**What to work on:** Here are some records. Copy each one exactly.

● ● ● ●

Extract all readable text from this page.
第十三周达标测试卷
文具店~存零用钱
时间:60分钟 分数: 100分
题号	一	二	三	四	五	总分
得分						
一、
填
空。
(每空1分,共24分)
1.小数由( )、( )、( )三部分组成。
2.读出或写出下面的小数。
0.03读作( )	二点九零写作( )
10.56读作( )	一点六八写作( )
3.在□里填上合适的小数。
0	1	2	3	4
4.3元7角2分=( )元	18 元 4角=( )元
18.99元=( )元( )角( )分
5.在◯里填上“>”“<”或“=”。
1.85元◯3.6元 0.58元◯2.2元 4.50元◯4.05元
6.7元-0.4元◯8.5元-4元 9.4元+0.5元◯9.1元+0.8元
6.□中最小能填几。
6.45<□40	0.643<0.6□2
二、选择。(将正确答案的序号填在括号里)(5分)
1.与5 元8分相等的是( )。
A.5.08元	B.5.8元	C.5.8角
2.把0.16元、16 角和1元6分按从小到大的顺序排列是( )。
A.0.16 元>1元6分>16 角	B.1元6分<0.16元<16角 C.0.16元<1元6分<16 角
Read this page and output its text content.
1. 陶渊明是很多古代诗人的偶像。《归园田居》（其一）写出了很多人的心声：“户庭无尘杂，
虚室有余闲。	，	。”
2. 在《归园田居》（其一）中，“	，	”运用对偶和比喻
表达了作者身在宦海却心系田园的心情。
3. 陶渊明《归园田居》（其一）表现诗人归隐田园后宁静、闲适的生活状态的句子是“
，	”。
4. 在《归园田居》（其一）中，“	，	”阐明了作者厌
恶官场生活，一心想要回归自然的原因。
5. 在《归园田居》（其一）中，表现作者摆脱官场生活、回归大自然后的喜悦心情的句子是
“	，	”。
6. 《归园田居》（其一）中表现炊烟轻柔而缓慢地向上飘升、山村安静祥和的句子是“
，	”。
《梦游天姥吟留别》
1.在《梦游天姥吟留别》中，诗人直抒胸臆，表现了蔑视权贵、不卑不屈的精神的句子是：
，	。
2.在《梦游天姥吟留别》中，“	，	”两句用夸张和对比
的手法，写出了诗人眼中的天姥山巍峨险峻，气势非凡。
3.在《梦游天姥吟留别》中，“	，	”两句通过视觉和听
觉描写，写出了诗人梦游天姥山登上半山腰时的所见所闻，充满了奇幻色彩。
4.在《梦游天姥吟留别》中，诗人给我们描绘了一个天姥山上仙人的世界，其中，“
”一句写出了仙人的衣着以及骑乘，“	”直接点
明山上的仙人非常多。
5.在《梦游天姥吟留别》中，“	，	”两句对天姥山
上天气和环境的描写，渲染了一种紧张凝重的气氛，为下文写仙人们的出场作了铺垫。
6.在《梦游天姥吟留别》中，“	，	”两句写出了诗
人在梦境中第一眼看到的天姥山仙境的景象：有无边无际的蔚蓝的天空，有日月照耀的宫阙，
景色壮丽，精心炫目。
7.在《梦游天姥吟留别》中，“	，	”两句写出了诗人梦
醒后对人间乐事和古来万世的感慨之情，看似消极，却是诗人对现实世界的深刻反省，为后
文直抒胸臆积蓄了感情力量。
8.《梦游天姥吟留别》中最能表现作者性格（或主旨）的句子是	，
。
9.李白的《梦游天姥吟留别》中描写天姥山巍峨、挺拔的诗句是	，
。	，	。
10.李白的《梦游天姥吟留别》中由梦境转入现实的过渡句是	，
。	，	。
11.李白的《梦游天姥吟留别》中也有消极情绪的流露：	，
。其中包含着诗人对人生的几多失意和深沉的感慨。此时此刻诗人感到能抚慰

● ● ● ●

**Result for this task:**
Extract all readable text from this page.
第十三周达标测试卷
文具店~存零用钱
时间:60分钟 分数: 100分
题号	一	二	三	四	五	总分
得分						
一、
填
空。
(每空1分,共24分)
1.小数由( )、( )、( )三部分组成。
2.读出或写出下面的小数。
0.03读作( )	二点九零写作( )
10.56读作( )	一点六八写作( )
3.在□里填上合适的小数。
0	1	2	3	4
4.3元7角2分=( )元	18 元 4角=( )元
18.99元=( )元( )角( )分
5.在◯里填上“>”“<”或“=”。
1.85元◯3.6元 0.58元◯2.2元 4.50元◯4.05元
6.7元-0.4元◯8.5元-4元 9.4元+0.5元◯9.1元+0.8元
6.□中最小能填几。
6.45<□40	0.643<0.6□2
二、选择。(将正确答案的序号填在括号里)(5分)
1.与5 元8分相等的是( )。
A.5.08元	B.5.8元	C.5.8角
2.把0.16元、16 角和1元6分按从小到大的顺序排列是( )。
A.0.16 元>1元6分>16 角	B.1元6分<0.16元<16角 C.0.16元<1元6分<16 角
Read this page and output its text content.
1. 陶渊明是很多古代诗人的偶像。《归园田居》（其一）写出了很多人的心声：“户庭无尘杂，
虚室有余闲。	，	。”
2. 在《归园田居》（其一）中，“	，	”运用对偶和比喻
表达了作者身在宦海却心系田园的心情。
3. 陶渊明《归园田居》（其一）表现诗人归隐田园后宁静、闲适的生活状态的句子是“
，	”。
4. 在《归园田居》（其一）中，“	，	”阐明了作者厌
恶官场生活，一心想要回归自然的原因。
5. 在《归园田居》（其一）中，表现作者摆脱官场生活、回归大自然后的喜悦心情的句子是
“	，	”。
6. 《归园田居》（其一）中表现炊烟轻柔而缓慢地向上飘升、山村安静祥和的句子是“
，	”。
《梦游天姥吟留别》
1.在《梦游天姥吟留别》中，诗人直抒胸臆，表现了蔑视权贵、不卑不屈的精神的句子是：
，	。
2.在《梦游天姥吟留别》中，“	，	”两句用夸张和对比
的手法，写出了诗人眼中的天姥山巍峨险峻，气势非凡。
3.在《梦游天姥吟留别》中，“	，	”两句通过视觉和听
觉描写，写出了诗人梦游天姥山登上半山腰时的所见所闻，充满了奇幻色彩。
4.在《梦游天姥吟留别》中，诗人给我们描绘了一个天姥山上仙人的世界，其中，“
”一句写出了仙人的衣着以及骑乘，“	”直接点
明山上的仙人非常多。
5.在《梦游天姥吟留别》中，“	，	”两句对天姥山
上天气和环境的描写，渲染了一种紧张凝重的气氛，为下文写仙人们的出场作了铺垫。
6.在《梦游天姥吟留别》中，“	，	”两句写出了诗
人在梦境中第一眼看到的天姥山仙境的景象：有无边无际的蔚蓝的天空，有日月照耀的宫阙，
景色壮丽，精心炫目。
7.在《梦游天姥吟留别》中，“	，	”两句写出了诗人梦
醒后对人间乐事和古来万世的感慨之情，看似消极，却是诗人对现实世界的深刻反省，为后
文直抒胸臆积蓄了感情力量。
8.《梦游天姥吟留别》中最能表现作者性格（或主旨）的句子是	，
。
9.李白的《梦游天姥吟留别》中描写天姥山巍峨、挺拔的诗句是	，
。	，	。
10.李白的《梦游天姥吟留别》中由梦境转入现实的过渡句是	，
。	，	。
11.李白的《梦游天姥吟留别》中也有消极情绪的流露：	，
。其中包含着诗人对人生的几多失意和深沉的感慨。此时此刻诗人感到能抚慰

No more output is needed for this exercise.